_Objective_. Identify the lines containing the word "TRIGGER". Copy each one.
━━━━━ Data for the task ━━━━━
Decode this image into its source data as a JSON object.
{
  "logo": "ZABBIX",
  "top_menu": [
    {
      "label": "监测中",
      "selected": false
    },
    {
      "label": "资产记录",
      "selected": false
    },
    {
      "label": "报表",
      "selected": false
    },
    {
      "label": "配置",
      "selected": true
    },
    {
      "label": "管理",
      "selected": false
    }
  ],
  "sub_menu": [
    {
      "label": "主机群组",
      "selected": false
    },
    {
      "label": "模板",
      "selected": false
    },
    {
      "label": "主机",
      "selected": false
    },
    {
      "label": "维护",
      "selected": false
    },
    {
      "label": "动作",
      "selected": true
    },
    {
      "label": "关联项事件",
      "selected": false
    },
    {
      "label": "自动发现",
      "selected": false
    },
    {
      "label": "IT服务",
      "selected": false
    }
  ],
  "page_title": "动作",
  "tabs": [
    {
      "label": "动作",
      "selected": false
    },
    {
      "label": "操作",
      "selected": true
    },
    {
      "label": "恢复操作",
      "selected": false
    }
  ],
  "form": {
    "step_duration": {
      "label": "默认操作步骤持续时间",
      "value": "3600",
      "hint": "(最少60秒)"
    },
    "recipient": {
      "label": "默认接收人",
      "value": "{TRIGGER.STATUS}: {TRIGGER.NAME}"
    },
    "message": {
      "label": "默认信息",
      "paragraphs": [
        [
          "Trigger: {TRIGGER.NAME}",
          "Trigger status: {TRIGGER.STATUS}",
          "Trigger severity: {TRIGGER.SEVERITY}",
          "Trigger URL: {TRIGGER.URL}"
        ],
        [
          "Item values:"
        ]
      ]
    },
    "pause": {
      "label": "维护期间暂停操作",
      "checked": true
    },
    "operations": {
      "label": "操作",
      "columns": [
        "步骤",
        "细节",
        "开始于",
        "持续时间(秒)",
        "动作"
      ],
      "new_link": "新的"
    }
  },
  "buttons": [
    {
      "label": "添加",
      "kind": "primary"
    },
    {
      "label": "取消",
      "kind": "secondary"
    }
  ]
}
━━━━━
━━━━━ Data for the task ━━━━━
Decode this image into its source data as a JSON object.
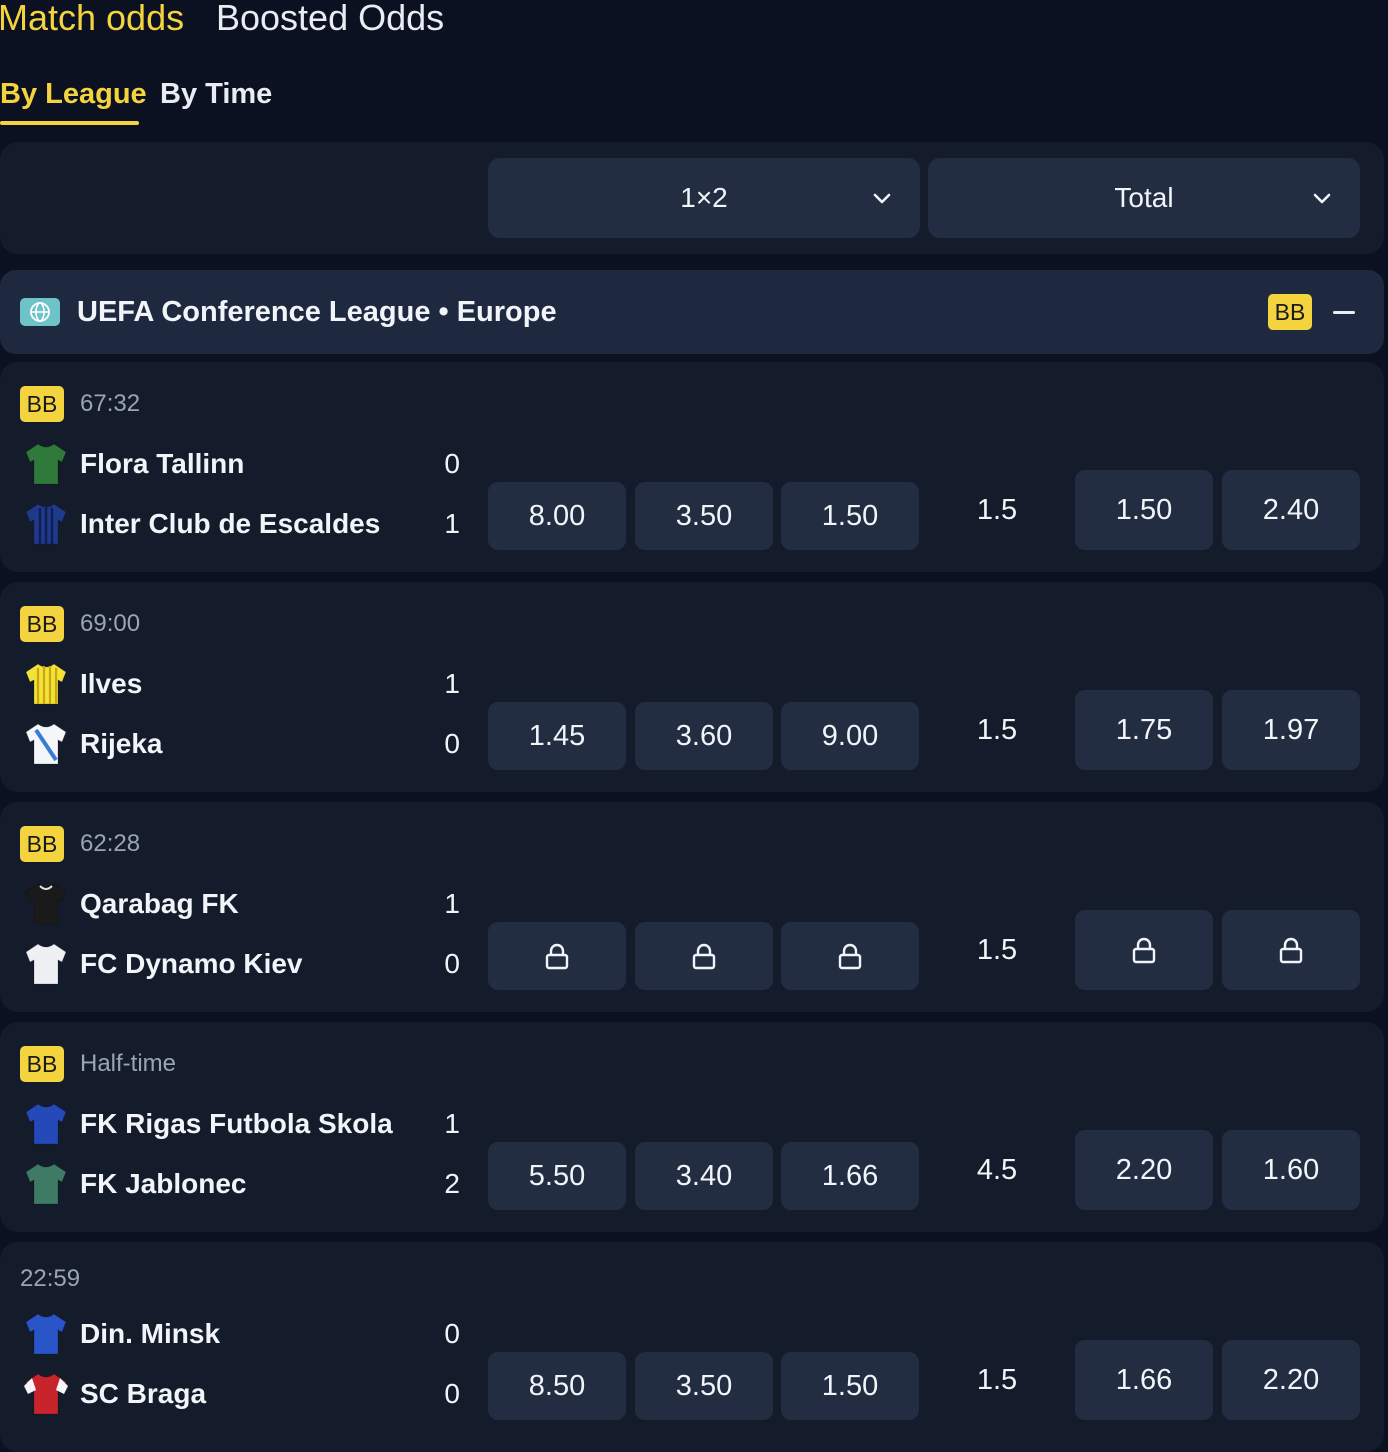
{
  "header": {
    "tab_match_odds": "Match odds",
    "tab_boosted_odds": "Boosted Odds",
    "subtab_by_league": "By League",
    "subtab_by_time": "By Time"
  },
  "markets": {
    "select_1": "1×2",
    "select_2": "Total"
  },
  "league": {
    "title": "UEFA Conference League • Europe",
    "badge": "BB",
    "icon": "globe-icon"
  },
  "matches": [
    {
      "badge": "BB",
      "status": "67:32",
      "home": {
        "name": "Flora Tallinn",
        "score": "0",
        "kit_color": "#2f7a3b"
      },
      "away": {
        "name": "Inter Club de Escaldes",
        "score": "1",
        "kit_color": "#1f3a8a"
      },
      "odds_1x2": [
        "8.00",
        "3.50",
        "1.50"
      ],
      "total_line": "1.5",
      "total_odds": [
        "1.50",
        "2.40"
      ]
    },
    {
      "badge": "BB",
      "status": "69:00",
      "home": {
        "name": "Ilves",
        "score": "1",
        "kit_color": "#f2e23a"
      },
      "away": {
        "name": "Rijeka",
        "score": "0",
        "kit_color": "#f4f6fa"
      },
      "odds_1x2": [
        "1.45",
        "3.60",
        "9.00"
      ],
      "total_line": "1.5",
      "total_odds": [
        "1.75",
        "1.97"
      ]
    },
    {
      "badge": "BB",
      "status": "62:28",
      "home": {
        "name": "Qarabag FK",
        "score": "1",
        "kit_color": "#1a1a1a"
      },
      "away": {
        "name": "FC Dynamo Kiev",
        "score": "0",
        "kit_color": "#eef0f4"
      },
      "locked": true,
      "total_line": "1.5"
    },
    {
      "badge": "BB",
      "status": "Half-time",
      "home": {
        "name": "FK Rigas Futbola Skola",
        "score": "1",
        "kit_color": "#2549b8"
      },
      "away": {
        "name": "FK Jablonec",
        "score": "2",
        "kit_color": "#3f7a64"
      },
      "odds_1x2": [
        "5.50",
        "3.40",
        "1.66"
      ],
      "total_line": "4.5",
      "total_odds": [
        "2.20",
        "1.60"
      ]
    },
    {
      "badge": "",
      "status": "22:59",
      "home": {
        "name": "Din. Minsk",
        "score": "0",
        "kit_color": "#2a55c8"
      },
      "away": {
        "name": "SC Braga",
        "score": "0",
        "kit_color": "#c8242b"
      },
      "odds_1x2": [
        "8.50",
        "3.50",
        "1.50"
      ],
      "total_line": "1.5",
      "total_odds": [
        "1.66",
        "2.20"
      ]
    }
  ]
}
━━━━━
_Solved problem_.
      "value": "{TRIGGER.STATUS}: {TRIGGER.NAME}"
          "Trigger: {TRIGGER.NAME}",
          "Trigger status: {TRIGGER.STATUS}",
          "Trigger severity: {TRIGGER.SEVERITY}",
          "Trigger URL: {TRIGGER.URL}"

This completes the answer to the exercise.